* **Data for processing**
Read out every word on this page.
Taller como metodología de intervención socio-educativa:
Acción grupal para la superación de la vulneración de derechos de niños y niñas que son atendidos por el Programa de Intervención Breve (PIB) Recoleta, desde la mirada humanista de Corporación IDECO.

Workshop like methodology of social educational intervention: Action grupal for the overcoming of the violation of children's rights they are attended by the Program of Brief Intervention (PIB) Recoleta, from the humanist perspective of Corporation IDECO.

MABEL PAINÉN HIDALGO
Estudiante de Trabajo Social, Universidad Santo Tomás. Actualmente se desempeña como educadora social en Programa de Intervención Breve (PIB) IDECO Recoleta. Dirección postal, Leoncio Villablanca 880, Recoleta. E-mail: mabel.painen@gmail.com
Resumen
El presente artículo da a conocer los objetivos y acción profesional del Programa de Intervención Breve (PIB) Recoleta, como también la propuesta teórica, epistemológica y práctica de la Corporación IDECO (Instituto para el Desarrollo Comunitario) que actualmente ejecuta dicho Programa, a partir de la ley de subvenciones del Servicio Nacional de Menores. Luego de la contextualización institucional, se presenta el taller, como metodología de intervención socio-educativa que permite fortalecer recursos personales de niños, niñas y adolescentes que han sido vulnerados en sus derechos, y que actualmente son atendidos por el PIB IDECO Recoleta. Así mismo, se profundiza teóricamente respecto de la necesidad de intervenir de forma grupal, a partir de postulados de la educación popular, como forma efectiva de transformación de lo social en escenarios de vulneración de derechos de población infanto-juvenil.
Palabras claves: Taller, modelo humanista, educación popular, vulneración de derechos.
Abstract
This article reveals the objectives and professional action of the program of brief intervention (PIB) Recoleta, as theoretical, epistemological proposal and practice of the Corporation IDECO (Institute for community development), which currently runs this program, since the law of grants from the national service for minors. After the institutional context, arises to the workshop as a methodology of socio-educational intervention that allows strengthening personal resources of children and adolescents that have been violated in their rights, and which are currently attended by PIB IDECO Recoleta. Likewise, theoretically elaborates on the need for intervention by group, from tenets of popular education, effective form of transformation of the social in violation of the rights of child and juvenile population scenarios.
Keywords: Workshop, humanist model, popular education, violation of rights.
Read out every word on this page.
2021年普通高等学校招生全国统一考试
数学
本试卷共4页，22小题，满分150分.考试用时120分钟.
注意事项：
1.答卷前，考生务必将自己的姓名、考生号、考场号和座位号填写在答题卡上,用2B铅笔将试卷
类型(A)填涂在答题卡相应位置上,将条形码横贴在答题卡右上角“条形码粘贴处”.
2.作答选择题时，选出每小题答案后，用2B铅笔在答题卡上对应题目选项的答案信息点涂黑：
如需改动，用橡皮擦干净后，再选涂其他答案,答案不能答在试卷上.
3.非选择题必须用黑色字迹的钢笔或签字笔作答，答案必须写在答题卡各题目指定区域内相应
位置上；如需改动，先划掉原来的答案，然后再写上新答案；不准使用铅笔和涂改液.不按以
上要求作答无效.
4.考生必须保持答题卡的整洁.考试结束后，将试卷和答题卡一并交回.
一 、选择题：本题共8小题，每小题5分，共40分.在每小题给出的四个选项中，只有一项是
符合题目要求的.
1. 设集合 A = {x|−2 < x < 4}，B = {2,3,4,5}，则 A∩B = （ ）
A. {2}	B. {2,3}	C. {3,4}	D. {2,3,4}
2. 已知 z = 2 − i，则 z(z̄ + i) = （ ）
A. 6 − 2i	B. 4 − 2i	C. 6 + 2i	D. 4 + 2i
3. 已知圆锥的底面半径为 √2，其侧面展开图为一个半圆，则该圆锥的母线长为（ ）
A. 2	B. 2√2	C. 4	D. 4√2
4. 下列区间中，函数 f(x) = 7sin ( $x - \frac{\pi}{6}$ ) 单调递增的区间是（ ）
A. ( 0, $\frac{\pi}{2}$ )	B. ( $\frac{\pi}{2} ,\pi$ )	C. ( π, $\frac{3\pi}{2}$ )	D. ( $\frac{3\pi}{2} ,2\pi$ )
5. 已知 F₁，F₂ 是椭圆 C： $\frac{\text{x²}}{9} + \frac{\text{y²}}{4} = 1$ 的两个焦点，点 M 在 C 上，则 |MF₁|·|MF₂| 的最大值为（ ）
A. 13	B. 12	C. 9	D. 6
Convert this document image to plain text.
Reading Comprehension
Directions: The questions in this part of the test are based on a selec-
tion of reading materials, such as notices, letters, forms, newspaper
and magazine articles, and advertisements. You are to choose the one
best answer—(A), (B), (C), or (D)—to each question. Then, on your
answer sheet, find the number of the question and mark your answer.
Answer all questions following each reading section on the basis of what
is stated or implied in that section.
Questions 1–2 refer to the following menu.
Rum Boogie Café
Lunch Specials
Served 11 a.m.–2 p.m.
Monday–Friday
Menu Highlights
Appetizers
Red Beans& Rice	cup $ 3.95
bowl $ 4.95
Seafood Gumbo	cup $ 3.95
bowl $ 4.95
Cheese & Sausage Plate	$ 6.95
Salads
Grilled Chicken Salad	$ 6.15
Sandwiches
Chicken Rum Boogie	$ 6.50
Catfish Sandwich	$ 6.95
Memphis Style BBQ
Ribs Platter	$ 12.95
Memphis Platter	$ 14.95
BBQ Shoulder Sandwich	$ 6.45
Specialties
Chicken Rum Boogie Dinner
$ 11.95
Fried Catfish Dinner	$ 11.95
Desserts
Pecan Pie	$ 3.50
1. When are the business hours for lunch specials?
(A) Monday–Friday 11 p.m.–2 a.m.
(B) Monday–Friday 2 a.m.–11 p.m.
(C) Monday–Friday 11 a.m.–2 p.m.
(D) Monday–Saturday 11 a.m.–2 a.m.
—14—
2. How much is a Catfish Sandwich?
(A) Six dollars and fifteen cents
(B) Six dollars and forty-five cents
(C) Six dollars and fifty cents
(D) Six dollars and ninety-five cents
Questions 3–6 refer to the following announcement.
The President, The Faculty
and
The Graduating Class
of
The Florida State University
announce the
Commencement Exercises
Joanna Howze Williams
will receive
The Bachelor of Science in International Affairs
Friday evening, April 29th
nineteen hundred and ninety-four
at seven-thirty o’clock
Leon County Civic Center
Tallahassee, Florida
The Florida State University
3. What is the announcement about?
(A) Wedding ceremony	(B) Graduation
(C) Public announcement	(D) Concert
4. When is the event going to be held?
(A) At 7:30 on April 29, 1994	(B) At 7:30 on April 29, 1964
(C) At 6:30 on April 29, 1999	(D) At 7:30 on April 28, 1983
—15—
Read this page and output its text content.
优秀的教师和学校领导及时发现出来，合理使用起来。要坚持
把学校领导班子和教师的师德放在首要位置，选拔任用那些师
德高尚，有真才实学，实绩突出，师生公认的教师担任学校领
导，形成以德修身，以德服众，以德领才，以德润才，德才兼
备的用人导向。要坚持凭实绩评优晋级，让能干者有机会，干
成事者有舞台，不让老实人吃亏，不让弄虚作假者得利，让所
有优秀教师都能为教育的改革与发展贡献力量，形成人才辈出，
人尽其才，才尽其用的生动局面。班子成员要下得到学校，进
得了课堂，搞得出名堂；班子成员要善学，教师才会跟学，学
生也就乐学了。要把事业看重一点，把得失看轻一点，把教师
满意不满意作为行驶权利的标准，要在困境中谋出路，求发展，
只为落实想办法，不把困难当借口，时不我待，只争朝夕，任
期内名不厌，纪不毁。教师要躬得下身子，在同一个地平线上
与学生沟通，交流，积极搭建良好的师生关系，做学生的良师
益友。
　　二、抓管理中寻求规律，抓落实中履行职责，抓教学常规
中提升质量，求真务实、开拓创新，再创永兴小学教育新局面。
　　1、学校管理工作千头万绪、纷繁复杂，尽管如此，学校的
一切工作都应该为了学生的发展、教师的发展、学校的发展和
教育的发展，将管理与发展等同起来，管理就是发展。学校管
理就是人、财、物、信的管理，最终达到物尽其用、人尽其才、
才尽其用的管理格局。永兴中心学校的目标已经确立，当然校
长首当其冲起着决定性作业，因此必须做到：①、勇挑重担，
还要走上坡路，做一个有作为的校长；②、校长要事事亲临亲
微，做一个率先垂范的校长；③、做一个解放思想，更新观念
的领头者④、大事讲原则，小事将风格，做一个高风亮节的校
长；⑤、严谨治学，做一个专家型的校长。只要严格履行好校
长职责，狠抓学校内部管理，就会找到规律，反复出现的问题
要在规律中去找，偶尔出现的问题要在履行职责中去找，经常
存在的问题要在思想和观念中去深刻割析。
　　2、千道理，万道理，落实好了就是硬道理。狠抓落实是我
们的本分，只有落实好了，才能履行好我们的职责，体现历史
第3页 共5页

* **What is needed**
Each line above that includes "section" counts once; state the total and nothing more.

* **Written solution**
2